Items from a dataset
****
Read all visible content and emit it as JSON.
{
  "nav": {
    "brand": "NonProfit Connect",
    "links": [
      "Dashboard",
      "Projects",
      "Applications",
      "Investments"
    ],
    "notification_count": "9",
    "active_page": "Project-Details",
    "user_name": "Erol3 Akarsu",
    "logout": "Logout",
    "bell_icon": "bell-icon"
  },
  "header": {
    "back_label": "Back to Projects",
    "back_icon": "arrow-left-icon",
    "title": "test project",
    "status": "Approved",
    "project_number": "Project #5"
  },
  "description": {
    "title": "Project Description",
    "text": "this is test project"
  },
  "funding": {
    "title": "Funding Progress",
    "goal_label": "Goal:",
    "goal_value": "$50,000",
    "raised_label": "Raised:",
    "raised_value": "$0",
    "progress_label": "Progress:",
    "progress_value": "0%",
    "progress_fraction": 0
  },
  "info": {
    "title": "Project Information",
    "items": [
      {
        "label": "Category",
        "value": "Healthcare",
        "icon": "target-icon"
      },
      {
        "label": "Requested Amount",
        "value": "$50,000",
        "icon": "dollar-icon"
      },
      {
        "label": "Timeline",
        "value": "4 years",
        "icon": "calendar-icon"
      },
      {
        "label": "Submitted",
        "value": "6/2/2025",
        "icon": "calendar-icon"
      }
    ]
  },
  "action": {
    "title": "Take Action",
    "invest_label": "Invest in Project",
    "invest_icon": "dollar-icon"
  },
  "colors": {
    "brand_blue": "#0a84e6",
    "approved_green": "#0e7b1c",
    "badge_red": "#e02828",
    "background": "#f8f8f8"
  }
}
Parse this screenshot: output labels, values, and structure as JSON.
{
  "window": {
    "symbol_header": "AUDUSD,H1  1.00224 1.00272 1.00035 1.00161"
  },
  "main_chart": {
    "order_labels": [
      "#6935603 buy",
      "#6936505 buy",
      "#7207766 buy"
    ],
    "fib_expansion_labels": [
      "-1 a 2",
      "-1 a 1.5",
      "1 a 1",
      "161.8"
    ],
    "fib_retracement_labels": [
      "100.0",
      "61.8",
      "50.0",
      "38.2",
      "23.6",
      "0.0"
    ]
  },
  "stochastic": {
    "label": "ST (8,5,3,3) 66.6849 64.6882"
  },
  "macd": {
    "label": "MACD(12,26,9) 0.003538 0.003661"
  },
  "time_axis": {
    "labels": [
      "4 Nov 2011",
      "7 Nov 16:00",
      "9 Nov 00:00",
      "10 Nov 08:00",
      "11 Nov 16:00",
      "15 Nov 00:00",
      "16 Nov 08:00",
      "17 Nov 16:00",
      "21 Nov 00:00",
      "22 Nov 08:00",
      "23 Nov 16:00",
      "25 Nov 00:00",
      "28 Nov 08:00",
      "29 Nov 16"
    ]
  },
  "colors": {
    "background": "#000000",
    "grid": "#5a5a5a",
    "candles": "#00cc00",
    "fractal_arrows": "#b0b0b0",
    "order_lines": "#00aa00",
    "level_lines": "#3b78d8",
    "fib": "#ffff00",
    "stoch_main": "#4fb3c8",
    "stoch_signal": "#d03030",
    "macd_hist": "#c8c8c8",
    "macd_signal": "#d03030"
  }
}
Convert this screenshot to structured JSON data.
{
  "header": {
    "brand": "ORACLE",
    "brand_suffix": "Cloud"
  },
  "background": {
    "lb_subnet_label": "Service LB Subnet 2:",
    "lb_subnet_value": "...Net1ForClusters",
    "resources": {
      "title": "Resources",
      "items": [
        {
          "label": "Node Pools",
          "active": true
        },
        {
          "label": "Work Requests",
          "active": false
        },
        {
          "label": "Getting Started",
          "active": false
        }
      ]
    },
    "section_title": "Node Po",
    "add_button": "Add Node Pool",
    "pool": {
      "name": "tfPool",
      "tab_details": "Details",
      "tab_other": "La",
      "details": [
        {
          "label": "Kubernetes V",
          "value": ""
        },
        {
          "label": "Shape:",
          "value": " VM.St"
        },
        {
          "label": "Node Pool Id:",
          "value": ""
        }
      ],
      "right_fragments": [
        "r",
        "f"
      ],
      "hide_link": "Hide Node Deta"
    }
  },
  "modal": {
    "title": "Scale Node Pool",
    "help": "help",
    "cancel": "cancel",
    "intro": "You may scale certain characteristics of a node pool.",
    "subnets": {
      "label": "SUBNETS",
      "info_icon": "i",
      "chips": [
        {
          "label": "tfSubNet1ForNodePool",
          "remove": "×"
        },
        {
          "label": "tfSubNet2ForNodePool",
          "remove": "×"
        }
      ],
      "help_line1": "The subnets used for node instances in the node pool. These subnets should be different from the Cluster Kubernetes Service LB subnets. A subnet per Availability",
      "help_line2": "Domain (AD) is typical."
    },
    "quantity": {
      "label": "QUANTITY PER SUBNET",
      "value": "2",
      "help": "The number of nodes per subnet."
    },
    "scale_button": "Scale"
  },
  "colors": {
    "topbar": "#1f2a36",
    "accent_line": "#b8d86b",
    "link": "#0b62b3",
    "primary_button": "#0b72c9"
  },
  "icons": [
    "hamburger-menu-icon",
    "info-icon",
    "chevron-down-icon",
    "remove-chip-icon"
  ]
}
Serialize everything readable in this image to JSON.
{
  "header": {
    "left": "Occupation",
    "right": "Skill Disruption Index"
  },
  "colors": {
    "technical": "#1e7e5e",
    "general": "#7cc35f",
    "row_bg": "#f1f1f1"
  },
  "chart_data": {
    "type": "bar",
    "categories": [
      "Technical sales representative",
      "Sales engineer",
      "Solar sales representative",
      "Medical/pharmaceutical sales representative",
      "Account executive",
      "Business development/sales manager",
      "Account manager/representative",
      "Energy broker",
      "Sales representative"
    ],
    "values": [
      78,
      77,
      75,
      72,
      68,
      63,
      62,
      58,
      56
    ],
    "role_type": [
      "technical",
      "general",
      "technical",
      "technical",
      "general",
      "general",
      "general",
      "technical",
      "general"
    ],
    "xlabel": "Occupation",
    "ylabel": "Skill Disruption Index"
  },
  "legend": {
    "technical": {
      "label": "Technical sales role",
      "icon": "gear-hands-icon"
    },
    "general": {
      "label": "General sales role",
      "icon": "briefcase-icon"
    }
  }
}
****
§ **Exercise brief**:
Search the data for "JSON". Copy every line that has it.

§ **Answer to this exercise**:
Read all visible content and emit it as JSON.
Parse this screenshot: output labels, values, and structure as JSON.
Convert this screenshot to structured JSON data.
Serialize everything readable in this image to JSON.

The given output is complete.